── Records supplied

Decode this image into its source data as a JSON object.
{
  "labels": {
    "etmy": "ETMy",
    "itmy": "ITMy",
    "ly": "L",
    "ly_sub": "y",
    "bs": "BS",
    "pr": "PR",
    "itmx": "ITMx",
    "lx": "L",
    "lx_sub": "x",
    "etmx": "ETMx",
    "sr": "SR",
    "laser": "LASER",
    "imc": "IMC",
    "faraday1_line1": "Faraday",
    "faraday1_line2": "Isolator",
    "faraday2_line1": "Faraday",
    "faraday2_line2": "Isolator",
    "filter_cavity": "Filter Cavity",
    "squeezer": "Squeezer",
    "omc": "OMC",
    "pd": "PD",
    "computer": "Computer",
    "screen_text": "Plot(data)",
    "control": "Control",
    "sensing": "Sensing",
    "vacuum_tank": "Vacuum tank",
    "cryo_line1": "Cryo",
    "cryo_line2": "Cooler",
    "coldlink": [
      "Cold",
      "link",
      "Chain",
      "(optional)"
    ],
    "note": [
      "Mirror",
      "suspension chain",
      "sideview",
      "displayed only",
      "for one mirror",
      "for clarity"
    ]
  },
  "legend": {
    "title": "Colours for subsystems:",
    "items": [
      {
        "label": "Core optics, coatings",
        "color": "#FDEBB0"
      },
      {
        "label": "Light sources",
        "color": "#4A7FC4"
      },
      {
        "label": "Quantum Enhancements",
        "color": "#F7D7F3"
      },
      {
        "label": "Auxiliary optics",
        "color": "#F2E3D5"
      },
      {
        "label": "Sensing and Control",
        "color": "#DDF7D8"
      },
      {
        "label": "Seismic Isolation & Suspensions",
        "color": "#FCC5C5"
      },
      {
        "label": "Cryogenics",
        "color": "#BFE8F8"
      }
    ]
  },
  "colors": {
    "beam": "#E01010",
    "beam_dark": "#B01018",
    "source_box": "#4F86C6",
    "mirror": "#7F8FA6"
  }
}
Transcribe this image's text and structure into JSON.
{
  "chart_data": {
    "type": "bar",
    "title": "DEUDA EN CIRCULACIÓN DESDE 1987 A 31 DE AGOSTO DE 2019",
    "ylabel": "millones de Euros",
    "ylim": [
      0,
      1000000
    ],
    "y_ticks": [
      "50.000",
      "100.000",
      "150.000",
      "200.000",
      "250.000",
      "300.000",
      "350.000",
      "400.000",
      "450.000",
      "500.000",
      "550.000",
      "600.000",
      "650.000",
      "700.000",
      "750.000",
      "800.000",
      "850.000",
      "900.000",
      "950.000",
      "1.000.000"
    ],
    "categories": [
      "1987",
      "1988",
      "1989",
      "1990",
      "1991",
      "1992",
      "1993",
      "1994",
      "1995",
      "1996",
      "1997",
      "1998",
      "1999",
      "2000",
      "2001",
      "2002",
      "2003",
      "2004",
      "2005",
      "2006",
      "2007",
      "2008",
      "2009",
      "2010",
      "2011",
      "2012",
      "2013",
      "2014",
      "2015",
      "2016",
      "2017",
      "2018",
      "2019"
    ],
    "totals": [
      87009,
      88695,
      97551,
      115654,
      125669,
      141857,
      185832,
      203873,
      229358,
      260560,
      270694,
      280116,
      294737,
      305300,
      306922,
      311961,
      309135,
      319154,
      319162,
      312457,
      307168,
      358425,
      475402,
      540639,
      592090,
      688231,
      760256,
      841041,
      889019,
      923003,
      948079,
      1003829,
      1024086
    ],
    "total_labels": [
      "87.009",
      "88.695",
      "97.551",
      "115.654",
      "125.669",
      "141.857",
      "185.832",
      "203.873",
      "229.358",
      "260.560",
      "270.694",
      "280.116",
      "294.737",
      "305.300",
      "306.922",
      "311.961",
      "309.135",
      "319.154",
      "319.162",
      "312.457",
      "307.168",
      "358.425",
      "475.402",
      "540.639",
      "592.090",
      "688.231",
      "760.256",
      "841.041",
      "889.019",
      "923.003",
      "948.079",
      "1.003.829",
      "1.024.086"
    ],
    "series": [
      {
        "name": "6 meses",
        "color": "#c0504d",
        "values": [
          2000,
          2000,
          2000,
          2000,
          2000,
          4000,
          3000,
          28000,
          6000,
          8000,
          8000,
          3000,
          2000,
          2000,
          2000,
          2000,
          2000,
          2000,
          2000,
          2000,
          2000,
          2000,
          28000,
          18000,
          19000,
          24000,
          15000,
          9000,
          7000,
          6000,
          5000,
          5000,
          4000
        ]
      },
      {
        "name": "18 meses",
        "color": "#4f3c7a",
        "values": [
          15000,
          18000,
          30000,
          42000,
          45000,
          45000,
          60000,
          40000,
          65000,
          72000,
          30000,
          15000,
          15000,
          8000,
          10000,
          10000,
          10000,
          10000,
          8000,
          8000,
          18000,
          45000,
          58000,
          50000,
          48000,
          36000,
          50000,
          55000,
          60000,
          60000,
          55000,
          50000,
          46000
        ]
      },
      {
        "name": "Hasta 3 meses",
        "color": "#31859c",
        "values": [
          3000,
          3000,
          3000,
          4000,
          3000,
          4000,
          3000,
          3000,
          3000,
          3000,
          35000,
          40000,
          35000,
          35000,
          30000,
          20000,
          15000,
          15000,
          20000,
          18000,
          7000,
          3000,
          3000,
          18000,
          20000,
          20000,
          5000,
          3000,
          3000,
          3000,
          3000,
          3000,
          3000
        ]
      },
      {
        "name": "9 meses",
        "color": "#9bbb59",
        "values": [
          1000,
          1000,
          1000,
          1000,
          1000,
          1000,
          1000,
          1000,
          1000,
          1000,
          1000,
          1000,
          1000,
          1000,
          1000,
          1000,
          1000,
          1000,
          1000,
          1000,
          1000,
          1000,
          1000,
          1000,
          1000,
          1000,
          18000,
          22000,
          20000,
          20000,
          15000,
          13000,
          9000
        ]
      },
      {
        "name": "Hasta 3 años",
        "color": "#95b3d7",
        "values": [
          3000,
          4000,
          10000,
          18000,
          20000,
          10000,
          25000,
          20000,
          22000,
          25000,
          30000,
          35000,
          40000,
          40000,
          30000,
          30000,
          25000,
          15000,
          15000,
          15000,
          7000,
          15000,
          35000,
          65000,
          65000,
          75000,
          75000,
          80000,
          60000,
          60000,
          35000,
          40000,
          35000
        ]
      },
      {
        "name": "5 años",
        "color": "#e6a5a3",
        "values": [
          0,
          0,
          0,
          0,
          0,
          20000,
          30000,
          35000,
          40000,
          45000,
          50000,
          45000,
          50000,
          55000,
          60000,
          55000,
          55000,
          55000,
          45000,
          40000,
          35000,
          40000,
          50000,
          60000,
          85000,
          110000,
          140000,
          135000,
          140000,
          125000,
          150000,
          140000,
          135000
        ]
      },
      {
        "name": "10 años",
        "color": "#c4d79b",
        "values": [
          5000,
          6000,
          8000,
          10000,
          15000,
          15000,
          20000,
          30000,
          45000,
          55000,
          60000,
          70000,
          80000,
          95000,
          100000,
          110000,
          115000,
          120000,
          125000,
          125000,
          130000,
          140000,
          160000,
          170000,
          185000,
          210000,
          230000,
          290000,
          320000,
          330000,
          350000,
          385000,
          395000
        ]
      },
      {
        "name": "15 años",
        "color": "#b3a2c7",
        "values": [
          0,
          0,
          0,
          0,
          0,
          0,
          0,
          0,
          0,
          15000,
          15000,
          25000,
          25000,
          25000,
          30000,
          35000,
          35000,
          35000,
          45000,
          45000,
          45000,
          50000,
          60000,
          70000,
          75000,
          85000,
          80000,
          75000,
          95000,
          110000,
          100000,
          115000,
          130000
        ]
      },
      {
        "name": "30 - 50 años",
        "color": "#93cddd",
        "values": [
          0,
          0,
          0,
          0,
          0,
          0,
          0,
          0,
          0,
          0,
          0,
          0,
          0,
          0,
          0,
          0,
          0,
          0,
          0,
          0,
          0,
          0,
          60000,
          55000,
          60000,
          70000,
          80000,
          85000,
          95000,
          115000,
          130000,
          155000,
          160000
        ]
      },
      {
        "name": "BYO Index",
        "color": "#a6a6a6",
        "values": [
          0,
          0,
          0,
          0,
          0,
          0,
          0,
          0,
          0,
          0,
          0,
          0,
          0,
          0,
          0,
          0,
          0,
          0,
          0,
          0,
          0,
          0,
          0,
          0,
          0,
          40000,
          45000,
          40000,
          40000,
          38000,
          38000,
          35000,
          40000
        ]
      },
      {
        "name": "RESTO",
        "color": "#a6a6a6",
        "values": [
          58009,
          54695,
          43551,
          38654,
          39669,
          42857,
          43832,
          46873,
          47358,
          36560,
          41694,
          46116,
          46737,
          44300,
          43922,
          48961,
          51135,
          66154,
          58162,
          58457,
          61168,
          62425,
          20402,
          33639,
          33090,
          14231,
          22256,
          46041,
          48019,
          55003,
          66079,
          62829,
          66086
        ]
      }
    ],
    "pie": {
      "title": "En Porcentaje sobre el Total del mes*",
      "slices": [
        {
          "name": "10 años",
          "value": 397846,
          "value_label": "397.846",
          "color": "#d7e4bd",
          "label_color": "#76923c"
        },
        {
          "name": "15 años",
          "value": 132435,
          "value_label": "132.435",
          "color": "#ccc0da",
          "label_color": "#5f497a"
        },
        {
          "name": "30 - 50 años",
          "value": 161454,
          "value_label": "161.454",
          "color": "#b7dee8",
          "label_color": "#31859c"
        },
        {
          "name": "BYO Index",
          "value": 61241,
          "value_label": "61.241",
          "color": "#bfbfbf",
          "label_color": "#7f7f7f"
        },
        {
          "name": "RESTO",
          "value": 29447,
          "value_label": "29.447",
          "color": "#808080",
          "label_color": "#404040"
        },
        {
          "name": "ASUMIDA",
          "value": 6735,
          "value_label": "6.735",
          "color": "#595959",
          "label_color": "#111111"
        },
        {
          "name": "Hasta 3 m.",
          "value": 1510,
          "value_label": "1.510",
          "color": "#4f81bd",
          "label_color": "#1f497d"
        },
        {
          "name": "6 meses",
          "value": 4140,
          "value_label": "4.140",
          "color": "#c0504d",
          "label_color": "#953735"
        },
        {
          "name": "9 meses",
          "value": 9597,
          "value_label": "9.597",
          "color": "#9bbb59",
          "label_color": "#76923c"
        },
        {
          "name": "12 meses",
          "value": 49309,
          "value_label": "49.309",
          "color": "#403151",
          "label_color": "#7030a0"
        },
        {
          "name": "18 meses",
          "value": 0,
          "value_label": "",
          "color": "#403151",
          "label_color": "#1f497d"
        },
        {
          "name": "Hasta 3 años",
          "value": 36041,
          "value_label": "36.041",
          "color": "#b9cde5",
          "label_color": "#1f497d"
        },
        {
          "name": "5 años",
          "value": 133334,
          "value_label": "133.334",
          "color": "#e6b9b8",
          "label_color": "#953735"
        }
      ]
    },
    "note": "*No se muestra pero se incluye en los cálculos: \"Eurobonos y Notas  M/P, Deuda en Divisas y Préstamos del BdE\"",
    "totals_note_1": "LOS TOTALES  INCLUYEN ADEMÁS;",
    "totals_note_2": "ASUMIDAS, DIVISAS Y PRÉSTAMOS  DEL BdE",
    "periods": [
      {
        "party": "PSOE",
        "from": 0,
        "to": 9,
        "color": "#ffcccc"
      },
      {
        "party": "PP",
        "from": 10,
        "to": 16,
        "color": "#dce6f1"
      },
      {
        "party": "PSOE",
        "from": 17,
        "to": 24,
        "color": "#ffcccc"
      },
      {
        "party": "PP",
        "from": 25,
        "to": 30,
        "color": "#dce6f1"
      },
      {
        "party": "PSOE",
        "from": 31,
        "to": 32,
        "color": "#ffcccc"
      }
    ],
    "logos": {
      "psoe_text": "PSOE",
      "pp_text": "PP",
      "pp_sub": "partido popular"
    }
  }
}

────

- What you have to do -
List every line above that contains the word "image".

- Response for this exercise -
Decode this image into its source data as a JSON object.
Transcribe this image's text and structure into JSON.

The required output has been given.